(Dataset content):

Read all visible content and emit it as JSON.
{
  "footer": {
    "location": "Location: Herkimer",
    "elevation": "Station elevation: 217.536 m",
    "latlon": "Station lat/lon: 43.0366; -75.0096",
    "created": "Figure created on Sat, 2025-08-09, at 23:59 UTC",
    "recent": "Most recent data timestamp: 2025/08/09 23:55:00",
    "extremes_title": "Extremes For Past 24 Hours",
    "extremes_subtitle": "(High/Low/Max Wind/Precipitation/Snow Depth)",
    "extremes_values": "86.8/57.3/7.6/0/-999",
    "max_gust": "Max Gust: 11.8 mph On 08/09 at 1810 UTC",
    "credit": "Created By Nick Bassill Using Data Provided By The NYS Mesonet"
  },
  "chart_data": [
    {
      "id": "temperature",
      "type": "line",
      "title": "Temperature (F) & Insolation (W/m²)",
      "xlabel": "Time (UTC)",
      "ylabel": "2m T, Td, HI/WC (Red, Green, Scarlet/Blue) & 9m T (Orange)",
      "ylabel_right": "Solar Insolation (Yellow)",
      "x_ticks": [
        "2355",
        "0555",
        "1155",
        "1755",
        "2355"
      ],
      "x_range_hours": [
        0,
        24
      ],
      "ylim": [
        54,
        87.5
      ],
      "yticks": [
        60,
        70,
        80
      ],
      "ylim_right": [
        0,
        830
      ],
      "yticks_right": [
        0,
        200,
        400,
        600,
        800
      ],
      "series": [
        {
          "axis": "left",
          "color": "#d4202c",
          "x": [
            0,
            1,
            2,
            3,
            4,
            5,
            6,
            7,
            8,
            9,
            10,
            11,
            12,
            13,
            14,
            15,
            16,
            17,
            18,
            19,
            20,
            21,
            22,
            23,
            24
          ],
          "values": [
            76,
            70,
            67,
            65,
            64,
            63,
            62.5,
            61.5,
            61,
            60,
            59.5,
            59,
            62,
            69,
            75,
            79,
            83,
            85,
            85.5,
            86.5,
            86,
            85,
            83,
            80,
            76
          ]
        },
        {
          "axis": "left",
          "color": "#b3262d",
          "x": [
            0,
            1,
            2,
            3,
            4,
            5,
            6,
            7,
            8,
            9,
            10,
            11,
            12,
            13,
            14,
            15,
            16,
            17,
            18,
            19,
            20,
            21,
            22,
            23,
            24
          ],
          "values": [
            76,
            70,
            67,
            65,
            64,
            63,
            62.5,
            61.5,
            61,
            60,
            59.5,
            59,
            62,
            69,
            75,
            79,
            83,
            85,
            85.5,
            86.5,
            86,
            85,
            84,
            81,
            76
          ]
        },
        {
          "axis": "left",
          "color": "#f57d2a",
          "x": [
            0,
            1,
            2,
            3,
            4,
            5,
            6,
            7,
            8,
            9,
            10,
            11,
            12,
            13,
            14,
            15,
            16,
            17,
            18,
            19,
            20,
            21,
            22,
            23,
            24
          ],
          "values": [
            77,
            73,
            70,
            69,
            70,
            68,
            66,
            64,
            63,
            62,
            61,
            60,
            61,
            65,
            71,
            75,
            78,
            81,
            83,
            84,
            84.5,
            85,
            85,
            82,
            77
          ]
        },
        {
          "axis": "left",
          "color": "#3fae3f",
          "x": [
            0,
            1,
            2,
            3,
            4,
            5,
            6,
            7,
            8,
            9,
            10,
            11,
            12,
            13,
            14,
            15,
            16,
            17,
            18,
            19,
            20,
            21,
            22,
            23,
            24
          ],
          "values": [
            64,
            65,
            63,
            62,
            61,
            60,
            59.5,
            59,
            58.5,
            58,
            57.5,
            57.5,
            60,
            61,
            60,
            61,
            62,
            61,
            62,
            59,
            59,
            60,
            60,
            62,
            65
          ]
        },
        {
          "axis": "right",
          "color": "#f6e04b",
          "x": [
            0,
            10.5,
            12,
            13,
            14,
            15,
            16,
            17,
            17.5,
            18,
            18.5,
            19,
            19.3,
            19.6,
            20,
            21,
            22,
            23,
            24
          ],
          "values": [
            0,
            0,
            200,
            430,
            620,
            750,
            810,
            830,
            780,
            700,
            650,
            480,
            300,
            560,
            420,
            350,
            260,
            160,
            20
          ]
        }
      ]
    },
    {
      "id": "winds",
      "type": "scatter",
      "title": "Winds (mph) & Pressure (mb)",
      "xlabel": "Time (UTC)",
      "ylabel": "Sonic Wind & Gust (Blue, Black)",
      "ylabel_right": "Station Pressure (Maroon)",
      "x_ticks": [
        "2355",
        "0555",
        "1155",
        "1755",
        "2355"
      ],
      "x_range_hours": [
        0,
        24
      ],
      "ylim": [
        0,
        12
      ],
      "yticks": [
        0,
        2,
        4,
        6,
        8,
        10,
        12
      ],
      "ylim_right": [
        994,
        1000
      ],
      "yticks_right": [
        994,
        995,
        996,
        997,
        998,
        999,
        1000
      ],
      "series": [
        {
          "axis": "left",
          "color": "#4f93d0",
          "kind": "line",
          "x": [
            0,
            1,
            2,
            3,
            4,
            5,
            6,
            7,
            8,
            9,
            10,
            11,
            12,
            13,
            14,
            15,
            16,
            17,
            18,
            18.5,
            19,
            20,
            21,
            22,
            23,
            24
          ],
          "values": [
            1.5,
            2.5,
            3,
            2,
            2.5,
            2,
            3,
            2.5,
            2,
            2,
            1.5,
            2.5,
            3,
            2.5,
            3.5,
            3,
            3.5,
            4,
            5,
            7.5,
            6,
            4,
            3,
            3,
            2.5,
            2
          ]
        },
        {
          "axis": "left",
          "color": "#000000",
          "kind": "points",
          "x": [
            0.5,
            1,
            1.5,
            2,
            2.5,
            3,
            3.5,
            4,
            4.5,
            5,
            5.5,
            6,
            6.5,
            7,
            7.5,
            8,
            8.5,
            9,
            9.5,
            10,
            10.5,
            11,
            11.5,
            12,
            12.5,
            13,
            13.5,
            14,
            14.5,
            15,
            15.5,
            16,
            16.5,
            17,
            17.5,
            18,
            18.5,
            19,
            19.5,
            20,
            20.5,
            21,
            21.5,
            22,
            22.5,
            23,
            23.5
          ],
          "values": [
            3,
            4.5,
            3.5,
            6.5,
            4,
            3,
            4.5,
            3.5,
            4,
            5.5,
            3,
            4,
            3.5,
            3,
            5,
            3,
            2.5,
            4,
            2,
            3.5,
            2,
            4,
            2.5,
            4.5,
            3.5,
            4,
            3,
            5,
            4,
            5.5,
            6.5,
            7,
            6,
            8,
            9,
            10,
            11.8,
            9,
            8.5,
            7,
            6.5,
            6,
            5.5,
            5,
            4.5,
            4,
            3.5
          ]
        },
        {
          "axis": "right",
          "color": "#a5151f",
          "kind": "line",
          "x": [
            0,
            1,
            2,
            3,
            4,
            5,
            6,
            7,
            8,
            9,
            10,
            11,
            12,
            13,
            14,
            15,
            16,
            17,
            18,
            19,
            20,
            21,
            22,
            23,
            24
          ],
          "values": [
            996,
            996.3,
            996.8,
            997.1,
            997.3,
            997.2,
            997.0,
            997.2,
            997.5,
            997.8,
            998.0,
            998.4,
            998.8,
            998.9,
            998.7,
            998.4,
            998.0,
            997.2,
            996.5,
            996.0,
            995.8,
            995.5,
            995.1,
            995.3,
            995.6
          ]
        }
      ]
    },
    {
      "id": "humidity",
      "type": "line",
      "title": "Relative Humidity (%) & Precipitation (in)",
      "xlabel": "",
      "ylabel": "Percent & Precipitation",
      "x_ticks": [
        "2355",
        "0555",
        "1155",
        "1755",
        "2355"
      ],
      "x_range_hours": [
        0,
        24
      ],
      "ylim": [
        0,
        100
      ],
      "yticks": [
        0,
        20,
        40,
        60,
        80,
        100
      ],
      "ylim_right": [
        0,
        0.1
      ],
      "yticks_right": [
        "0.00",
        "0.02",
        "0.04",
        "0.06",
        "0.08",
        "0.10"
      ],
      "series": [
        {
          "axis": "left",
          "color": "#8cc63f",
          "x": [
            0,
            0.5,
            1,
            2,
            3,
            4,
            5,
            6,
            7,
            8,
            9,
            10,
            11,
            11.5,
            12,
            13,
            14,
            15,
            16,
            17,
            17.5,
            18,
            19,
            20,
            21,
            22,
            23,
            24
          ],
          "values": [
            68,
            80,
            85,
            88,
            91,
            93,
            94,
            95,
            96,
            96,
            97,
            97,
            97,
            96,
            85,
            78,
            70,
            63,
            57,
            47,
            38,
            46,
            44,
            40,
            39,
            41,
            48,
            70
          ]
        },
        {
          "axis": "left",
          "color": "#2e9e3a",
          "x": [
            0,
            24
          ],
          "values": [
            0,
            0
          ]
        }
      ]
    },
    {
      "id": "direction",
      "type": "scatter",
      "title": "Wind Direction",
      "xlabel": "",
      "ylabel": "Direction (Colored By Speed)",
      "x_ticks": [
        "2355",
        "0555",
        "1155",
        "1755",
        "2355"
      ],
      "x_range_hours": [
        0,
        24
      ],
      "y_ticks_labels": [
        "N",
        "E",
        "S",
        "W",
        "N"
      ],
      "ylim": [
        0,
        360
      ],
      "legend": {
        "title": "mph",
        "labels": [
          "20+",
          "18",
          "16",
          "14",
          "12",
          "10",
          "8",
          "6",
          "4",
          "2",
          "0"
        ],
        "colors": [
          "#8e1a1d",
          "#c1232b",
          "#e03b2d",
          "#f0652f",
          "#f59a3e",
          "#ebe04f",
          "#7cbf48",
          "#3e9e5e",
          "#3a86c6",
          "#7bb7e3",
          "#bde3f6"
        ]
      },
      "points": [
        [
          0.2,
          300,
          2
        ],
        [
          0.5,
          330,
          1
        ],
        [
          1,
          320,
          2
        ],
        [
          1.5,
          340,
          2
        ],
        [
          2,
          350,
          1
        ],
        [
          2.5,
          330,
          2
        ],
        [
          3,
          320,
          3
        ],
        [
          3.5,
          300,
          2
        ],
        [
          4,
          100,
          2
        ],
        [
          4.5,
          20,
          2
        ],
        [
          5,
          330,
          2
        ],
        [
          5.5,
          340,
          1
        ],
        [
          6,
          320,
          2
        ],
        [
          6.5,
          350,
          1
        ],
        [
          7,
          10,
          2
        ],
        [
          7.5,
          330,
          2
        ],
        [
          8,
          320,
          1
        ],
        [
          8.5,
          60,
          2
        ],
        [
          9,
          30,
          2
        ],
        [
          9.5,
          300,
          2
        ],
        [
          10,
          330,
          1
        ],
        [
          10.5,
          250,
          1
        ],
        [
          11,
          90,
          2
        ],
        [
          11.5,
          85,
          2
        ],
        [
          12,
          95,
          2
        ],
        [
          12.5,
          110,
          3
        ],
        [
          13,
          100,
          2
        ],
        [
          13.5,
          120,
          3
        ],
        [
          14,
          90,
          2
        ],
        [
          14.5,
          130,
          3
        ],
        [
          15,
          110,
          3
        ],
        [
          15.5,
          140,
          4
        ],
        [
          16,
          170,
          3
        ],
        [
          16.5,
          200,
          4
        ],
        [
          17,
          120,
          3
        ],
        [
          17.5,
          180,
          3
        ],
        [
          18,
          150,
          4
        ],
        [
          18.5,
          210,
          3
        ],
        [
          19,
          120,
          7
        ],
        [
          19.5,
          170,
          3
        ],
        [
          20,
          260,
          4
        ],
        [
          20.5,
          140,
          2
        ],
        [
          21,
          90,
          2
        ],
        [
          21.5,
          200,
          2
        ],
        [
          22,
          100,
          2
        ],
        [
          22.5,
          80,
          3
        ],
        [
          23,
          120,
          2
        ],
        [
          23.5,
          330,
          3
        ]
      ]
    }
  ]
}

(Objective):
Show each line in the entries that holds the string "Precipitation".

(Solution):
    "extremes_subtitle": "(High/Low/Max Wind/Precipitation/Snow Depth)",
      "title": "Relative Humidity (%) & Precipitation (in)",
      "ylabel": "Percent & Precipitation",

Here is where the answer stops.